(begin)
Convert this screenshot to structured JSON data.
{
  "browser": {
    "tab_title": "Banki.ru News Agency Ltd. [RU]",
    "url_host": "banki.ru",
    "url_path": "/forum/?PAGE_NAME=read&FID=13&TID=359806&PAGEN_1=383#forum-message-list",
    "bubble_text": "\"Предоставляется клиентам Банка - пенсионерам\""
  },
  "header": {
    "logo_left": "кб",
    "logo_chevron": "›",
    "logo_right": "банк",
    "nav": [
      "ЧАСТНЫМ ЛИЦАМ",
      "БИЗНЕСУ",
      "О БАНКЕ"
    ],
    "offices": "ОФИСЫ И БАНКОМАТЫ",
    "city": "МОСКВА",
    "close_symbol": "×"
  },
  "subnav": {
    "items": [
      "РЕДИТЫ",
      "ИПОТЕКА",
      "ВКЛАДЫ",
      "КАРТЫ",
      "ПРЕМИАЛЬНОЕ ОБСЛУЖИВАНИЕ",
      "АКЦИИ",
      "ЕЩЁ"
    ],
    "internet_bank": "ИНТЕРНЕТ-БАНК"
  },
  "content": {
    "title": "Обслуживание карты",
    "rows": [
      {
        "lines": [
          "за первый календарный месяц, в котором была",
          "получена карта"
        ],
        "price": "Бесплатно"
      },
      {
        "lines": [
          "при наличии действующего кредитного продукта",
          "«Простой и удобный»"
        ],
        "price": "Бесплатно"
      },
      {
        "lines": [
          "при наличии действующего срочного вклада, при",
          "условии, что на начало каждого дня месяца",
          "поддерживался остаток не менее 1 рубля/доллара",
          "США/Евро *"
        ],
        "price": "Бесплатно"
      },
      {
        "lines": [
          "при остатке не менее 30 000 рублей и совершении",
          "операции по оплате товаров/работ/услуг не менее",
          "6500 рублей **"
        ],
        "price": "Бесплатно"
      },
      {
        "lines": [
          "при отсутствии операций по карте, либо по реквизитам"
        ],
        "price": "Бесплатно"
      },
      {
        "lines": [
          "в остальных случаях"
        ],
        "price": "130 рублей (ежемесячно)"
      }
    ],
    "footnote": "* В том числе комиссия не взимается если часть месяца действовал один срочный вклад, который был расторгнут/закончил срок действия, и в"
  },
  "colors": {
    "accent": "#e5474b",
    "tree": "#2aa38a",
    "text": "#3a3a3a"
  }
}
(end)
= Written problem =
Output all preceding records character for character.

= Response to the task =
Convert this screenshot to structured JSON data.
{
  "browser": {
    "tab_title": "Banki.ru News Agency Ltd. [RU]",
    "url_host": "banki.ru",
    "url_path": "/forum/?PAGE_NAME=read&FID=13&TID=359806&PAGEN_1=383#forum-message-list",
    "bubble_text": "\"Предоставляется клиентам Банка - пенсионерам\""
  },
  "header": {
    "logo_left": "кб",
    "logo_chevron": "›",
    "logo_right": "банк",
    "nav": [
      "ЧАСТНЫМ ЛИЦАМ",
      "БИЗНЕСУ",
      "О БАНКЕ"
    ],
    "offices": "ОФИСЫ И БАНКОМАТЫ",
    "city": "МОСКВА",
    "close_symbol": "×"
  },
  "subnav": {
    "items": [
      "РЕДИТЫ",
      "ИПОТЕКА",
      "ВКЛАДЫ",
      "КАРТЫ",
      "ПРЕМИАЛЬНОЕ ОБСЛУЖИВАНИЕ",
      "АКЦИИ",
      "ЕЩЁ"
    ],
    "internet_bank": "ИНТЕРНЕТ-БАНК"
  },
  "content": {
    "title": "Обслуживание карты",
    "rows": [
      {
        "lines": [
          "за первый календарный месяц, в котором была",
          "получена карта"
        ],
        "price": "Бесплатно"
      },
      {
        "lines": [
          "при наличии действующего кредитного продукта",
          "«Простой и удобный»"
        ],
        "price": "Бесплатно"
      },
      {
        "lines": [
          "при наличии действующего срочного вклада, при",
          "условии, что на начало каждого дня месяца",
          "поддерживался остаток не менее 1 рубля/доллара",
          "США/Евро *"
        ],
        "price": "Бесплатно"
      },
      {
        "lines": [
          "при остатке не менее 30 000 рублей и совершении",
          "операции по оплате товаров/работ/услуг не менее",
          "6500 рублей **"
        ],
        "price": "Бесплатно"
      },
      {
        "lines": [
          "при отсутствии операций по карте, либо по реквизитам"
        ],
        "price": "Бесплатно"
      },
      {
        "lines": [
          "в остальных случаях"
        ],
        "price": "130 рублей (ежемесячно)"
      }
    ],
    "footnote": "* В том числе комиссия не взимается если часть месяца действовал один срочный вклад, который был расторгнут/закончил срок действия, и в"
  },
  "colors": {
    "accent": "#e5474b",
    "tree": "#2aa38a",
    "text": "#3a3a3a"
  }
}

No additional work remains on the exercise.